◆ TASK OBJECTIVE
Reproduce all records verbatim.

* START RECORD EXTRACTS *

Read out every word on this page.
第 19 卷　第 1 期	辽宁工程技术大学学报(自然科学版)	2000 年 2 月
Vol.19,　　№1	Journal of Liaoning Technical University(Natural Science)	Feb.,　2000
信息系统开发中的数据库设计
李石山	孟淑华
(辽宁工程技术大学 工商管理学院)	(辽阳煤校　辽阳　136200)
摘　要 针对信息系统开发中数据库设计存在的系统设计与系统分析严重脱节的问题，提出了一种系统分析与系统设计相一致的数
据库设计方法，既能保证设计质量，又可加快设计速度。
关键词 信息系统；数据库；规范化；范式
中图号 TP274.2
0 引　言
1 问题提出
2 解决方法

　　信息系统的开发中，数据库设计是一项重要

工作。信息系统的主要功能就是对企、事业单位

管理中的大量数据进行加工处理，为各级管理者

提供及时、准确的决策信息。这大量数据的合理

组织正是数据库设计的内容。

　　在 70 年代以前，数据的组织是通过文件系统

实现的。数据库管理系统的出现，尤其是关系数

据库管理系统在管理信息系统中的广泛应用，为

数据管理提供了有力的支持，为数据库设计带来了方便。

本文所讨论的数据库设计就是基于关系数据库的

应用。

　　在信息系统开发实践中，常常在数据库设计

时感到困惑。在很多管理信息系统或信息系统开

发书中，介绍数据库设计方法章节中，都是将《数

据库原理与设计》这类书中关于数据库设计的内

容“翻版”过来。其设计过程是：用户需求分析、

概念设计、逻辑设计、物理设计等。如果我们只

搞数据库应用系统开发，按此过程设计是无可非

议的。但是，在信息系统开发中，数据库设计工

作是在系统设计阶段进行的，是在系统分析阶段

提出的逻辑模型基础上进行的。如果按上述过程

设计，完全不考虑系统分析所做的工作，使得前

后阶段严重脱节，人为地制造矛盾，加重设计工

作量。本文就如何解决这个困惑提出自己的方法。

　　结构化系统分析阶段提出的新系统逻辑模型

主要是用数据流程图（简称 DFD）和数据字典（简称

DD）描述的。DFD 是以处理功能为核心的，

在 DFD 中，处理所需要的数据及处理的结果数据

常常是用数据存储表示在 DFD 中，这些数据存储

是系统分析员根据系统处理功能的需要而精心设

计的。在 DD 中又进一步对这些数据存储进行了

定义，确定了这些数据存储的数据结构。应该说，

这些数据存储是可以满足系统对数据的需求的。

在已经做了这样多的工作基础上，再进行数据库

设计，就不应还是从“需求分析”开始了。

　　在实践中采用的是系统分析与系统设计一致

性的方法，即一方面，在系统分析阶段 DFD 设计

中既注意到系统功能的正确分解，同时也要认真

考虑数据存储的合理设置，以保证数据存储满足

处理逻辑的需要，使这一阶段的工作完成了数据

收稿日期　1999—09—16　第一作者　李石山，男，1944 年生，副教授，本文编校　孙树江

* END RECORD EXTRACTS *

◆ RESPONSE BELOW
Read out every word on this page.
第 19 卷　第 1 期	辽宁工程技术大学学报(自然科学版)	2000 年 2 月
Vol.19,　　№1	Journal of Liaoning Technical University(Natural Science)	Feb.,　2000
信息系统开发中的数据库设计
李石山	孟淑华
(辽宁工程技术大学 工商管理学院)	(辽阳煤校　辽阳　136200)
摘　要 针对信息系统开发中数据库设计存在的系统设计与系统分析严重脱节的问题，提出了一种系统分析与系统设计相一致的数
据库设计方法，既能保证设计质量，又可加快设计速度。
关键词 信息系统；数据库；规范化；范式
中图号 TP274.2
0 引　言
1 问题提出
2 解决方法

　　信息系统的开发中，数据库设计是一项重要

工作。信息系统的主要功能就是对企、事业单位

管理中的大量数据进行加工处理，为各级管理者

提供及时、准确的决策信息。这大量数据的合理

组织正是数据库设计的内容。

　　在 70 年代以前，数据的组织是通过文件系统

实现的。数据库管理系统的出现，尤其是关系数

据库管理系统在管理信息系统中的广泛应用，为

数据管理提供了有力的支持，为数据库设计带来了方便。

本文所讨论的数据库设计就是基于关系数据库的

应用。

　　在信息系统开发实践中，常常在数据库设计

时感到困惑。在很多管理信息系统或信息系统开

发书中，介绍数据库设计方法章节中，都是将《数

据库原理与设计》这类书中关于数据库设计的内

容“翻版”过来。其设计过程是：用户需求分析、

概念设计、逻辑设计、物理设计等。如果我们只

搞数据库应用系统开发，按此过程设计是无可非

议的。但是，在信息系统开发中，数据库设计工

作是在系统设计阶段进行的，是在系统分析阶段

提出的逻辑模型基础上进行的。如果按上述过程

设计，完全不考虑系统分析所做的工作，使得前

后阶段严重脱节，人为地制造矛盾，加重设计工

作量。本文就如何解决这个困惑提出自己的方法。

　　结构化系统分析阶段提出的新系统逻辑模型

主要是用数据流程图（简称 DFD）和数据字典（简称

DD）描述的。DFD 是以处理功能为核心的，

在 DFD 中，处理所需要的数据及处理的结果数据

常常是用数据存储表示在 DFD 中，这些数据存储

是系统分析员根据系统处理功能的需要而精心设

计的。在 DD 中又进一步对这些数据存储进行了

定义，确定了这些数据存储的数据结构。应该说，

这些数据存储是可以满足系统对数据的需求的。

在已经做了这样多的工作基础上，再进行数据库

设计，就不应还是从“需求分析”开始了。

　　在实践中采用的是系统分析与系统设计一致

性的方法，即一方面，在系统分析阶段 DFD 设计

中既注意到系统功能的正确分解，同时也要认真

考虑数据存储的合理设置，以保证数据存储满足

处理逻辑的需要，使这一阶段的工作完成了数据

收稿日期　1999—09—16　第一作者　李石山，男，1944 年生，副教授，本文编校　孙树江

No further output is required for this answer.